----- INPUT MATERIAL
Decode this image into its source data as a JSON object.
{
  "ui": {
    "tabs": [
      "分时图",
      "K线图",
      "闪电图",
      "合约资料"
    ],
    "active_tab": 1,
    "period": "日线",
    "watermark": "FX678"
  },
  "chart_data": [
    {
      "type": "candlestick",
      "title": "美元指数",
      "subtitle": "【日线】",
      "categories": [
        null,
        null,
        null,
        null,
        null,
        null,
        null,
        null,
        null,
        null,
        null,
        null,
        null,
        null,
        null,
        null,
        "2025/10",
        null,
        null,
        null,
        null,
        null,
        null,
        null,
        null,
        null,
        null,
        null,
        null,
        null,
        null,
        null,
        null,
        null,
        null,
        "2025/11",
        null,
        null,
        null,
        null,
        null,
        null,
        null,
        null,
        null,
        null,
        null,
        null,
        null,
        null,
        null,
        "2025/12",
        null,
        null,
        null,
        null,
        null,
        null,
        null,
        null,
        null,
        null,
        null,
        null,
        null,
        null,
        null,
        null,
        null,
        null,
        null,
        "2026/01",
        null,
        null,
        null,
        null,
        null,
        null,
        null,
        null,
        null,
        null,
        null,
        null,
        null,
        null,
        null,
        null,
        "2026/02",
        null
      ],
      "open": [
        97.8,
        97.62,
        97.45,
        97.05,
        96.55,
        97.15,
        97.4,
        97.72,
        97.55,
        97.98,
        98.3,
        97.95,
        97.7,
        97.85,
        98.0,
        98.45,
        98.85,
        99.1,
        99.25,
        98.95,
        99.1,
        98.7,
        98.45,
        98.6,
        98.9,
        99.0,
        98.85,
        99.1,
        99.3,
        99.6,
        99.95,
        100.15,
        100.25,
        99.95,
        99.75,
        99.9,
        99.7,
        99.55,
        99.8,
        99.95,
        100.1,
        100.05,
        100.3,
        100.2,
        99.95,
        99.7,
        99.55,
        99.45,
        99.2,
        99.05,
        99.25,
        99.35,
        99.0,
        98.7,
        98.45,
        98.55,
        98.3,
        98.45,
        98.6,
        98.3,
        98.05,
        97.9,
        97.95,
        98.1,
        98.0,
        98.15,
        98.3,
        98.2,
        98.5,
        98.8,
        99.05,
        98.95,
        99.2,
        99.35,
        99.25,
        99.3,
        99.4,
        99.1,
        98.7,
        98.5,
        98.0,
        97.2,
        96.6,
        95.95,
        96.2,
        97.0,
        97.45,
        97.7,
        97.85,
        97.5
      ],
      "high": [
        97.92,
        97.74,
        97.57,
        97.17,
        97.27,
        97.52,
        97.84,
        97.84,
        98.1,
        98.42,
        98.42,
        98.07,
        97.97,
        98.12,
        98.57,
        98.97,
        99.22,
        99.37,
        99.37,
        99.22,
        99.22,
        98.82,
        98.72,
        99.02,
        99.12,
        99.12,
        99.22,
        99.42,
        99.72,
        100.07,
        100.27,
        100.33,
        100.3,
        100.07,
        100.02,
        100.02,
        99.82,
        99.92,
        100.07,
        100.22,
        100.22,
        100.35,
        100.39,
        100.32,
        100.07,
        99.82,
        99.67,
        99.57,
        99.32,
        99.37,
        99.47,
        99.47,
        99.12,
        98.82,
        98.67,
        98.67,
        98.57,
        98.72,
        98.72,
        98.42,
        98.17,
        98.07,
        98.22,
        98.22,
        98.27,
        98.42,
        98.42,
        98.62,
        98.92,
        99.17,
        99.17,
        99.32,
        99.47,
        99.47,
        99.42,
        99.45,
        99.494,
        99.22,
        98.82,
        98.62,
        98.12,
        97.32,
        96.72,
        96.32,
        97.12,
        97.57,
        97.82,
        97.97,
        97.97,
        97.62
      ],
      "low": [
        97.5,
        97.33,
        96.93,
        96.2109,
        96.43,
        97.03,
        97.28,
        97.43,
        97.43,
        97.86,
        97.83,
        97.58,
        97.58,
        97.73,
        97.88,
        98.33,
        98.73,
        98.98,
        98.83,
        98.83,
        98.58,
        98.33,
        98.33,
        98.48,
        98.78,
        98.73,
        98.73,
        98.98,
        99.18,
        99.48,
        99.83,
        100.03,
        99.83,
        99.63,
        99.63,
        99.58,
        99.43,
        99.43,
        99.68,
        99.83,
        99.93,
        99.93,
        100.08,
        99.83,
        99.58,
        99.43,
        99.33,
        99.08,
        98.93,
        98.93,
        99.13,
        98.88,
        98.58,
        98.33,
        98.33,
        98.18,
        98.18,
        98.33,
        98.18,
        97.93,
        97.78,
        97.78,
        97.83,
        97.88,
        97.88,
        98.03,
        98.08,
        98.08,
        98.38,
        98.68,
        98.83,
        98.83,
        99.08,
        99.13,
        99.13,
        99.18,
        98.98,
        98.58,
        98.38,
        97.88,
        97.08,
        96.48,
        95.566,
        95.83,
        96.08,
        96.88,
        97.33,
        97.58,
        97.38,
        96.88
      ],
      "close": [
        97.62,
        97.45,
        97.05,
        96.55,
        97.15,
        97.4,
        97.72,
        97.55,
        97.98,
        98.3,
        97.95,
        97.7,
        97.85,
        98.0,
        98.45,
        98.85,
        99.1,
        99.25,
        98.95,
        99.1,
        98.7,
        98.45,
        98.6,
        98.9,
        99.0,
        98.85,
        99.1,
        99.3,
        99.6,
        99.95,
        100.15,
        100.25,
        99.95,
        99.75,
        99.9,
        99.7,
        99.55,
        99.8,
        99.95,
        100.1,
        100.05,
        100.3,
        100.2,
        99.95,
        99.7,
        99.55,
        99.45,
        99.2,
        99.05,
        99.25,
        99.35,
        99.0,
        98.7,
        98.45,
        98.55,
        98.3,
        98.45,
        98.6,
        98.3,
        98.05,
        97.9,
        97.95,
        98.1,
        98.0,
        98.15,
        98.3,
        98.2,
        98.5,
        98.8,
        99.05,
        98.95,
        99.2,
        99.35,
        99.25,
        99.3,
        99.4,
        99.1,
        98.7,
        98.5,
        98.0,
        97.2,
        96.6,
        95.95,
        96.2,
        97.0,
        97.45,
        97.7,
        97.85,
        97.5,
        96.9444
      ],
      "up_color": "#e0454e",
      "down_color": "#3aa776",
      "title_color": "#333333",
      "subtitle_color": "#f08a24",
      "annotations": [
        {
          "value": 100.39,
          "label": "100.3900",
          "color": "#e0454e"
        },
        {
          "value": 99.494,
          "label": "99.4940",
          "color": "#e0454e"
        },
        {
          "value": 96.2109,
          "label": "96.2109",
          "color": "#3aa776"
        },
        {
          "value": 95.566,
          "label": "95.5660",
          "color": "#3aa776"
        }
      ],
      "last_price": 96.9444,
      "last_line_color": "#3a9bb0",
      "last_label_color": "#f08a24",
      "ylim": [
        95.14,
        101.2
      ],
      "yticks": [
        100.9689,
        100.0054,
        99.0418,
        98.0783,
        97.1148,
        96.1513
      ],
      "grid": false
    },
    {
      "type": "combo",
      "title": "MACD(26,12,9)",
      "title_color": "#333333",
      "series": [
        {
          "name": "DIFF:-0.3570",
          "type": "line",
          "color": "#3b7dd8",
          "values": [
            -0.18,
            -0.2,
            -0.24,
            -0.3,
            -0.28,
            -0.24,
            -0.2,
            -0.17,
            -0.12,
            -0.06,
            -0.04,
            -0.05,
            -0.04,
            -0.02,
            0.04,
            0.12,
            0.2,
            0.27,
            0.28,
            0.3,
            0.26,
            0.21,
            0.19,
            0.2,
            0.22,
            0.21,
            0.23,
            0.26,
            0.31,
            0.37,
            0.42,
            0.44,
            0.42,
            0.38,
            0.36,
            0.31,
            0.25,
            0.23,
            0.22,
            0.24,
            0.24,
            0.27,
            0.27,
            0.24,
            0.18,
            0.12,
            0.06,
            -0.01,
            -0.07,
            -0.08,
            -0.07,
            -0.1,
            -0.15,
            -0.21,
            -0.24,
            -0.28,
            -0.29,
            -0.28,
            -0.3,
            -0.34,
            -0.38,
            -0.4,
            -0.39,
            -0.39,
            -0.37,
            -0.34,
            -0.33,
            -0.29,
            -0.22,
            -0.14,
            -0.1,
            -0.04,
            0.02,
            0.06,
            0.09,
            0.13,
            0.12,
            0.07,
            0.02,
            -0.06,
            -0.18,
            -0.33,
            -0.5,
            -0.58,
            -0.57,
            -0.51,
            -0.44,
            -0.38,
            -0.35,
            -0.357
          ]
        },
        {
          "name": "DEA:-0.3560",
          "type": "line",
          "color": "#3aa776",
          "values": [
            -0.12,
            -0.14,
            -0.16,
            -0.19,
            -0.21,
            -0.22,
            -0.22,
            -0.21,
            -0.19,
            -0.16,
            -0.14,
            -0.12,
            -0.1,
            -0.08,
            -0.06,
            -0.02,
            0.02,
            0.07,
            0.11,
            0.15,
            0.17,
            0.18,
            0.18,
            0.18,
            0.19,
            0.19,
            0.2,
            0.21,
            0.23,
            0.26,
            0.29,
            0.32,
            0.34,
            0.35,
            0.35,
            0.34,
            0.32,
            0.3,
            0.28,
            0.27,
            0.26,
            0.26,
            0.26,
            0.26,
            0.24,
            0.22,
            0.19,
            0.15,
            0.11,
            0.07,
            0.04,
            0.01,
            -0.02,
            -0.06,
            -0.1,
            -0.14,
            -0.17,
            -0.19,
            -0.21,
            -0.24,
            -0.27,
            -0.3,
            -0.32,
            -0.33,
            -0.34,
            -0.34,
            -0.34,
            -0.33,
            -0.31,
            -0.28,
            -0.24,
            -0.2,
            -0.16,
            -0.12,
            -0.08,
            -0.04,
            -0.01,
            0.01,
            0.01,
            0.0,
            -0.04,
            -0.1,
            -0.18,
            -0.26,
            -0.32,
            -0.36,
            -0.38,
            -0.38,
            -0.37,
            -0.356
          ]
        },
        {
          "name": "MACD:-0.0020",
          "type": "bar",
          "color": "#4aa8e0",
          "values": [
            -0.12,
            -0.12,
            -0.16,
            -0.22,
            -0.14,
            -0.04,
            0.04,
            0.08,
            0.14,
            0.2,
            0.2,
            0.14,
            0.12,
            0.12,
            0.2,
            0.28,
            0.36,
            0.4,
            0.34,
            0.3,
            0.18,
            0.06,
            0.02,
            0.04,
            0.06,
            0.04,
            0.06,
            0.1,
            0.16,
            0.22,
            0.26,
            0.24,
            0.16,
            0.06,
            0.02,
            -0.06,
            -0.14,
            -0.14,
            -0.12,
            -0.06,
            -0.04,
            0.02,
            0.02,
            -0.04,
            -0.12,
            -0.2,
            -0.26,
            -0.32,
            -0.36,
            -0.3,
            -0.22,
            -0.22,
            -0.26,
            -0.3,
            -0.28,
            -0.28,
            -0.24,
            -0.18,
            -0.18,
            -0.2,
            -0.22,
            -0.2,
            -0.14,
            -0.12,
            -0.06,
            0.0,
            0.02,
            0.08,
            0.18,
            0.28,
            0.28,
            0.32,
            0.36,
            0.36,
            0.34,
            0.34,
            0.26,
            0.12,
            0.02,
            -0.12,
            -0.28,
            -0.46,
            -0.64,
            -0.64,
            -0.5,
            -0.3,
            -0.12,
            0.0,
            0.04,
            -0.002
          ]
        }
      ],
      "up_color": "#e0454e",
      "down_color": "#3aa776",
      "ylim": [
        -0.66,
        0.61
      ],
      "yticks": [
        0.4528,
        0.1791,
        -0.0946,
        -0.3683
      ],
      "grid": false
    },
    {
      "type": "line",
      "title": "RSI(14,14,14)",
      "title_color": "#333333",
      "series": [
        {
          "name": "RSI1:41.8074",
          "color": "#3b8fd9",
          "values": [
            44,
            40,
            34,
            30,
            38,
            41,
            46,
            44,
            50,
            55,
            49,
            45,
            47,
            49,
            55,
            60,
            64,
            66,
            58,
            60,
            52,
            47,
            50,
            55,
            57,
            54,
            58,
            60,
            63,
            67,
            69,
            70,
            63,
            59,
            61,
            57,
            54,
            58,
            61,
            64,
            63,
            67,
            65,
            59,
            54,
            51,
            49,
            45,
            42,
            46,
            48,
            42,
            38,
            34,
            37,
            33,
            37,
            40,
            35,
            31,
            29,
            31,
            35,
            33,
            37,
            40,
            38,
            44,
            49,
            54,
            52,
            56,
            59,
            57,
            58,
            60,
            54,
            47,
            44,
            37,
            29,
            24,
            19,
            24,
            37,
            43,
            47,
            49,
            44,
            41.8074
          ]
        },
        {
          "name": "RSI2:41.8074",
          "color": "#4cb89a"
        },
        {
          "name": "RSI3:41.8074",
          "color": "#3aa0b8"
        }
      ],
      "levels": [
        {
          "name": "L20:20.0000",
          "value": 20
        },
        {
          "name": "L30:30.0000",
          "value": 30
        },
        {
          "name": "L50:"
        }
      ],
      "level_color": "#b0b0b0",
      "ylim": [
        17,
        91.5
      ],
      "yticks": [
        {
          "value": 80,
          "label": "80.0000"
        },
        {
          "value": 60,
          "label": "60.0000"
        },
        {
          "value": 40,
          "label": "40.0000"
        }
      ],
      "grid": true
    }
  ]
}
----------
INSTRUCTION — Check each line of the entries above, and show every one holding the word "type".

EXERCISE SOLUTION —
      "type": "candlestick",
      "type": "combo",
          "type": "line",
          "type": "line",
          "type": "bar",
      "type": "line",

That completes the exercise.